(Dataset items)
--- BEGIN ---

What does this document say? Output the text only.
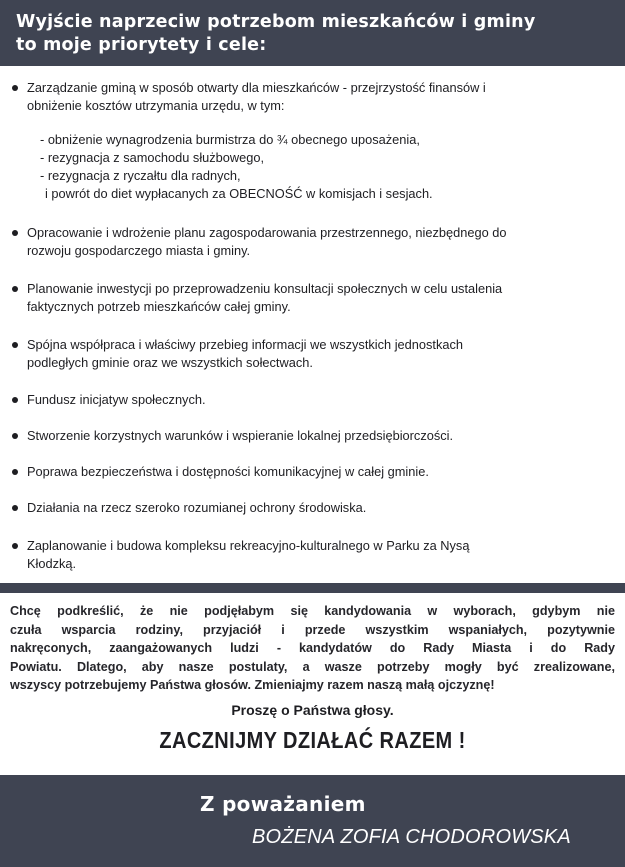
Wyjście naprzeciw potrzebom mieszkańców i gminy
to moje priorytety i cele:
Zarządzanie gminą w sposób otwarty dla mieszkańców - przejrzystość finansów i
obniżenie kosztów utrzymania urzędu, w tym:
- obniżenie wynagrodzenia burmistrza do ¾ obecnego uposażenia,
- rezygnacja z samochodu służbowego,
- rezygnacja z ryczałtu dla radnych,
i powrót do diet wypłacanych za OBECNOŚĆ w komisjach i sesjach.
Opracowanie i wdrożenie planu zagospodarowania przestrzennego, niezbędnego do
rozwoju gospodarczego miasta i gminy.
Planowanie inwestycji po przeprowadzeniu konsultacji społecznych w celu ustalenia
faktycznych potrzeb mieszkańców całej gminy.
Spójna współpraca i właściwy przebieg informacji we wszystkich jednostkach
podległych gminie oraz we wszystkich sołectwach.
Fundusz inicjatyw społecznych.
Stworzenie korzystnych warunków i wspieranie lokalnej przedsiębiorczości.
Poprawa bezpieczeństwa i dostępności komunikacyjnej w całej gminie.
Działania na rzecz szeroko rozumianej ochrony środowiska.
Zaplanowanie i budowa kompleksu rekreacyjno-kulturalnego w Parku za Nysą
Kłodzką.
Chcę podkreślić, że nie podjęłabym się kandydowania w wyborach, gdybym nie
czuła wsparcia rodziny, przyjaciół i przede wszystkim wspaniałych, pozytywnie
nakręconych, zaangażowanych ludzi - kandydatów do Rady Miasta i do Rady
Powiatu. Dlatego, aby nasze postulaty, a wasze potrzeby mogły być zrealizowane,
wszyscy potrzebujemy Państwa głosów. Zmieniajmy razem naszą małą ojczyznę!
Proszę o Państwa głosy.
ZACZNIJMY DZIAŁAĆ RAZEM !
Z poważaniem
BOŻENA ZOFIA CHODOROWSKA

--- END ---
--- BEGIN ---

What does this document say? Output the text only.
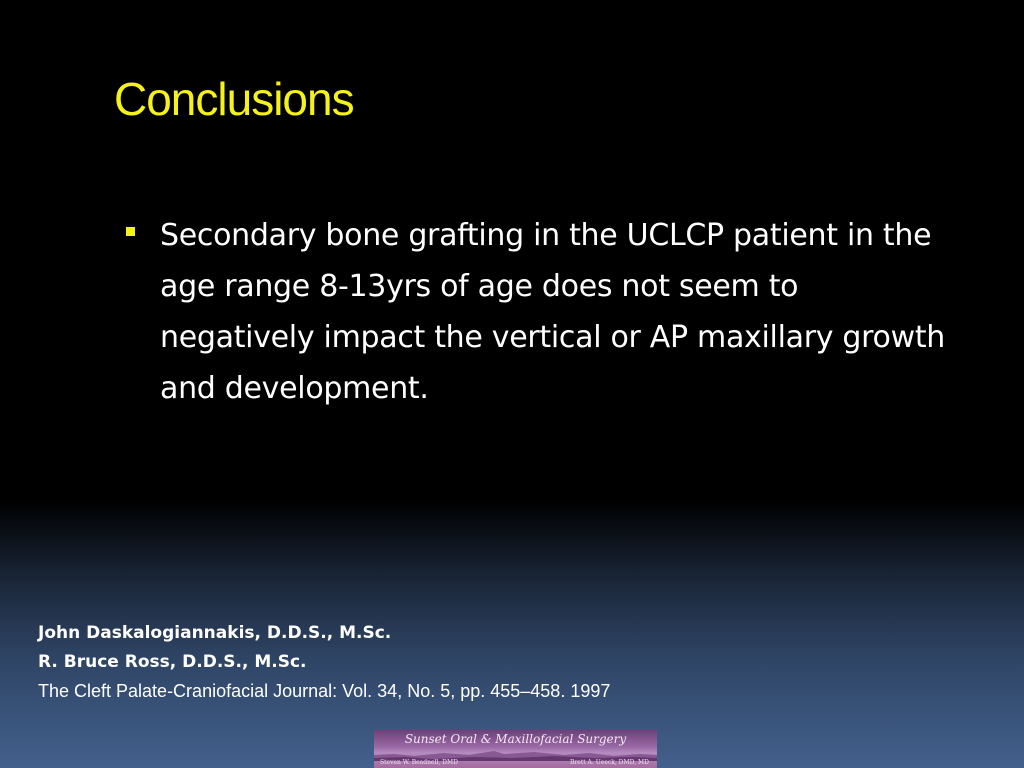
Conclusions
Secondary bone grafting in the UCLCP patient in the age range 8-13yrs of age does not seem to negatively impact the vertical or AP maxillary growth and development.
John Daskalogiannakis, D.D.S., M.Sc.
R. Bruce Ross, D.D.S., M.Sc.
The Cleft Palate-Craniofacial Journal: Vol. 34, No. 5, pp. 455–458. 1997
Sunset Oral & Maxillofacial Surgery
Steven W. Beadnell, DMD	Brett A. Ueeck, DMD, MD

--- END ---

*Work to be completed*: Write out every line of the preceding listing that contains "całej".

*Solution for this problem*:
faktycznych potrzeb mieszkańców całej gminy.
Poprawa bezpieczeństwa i dostępności komunikacyjnej w całej gminie.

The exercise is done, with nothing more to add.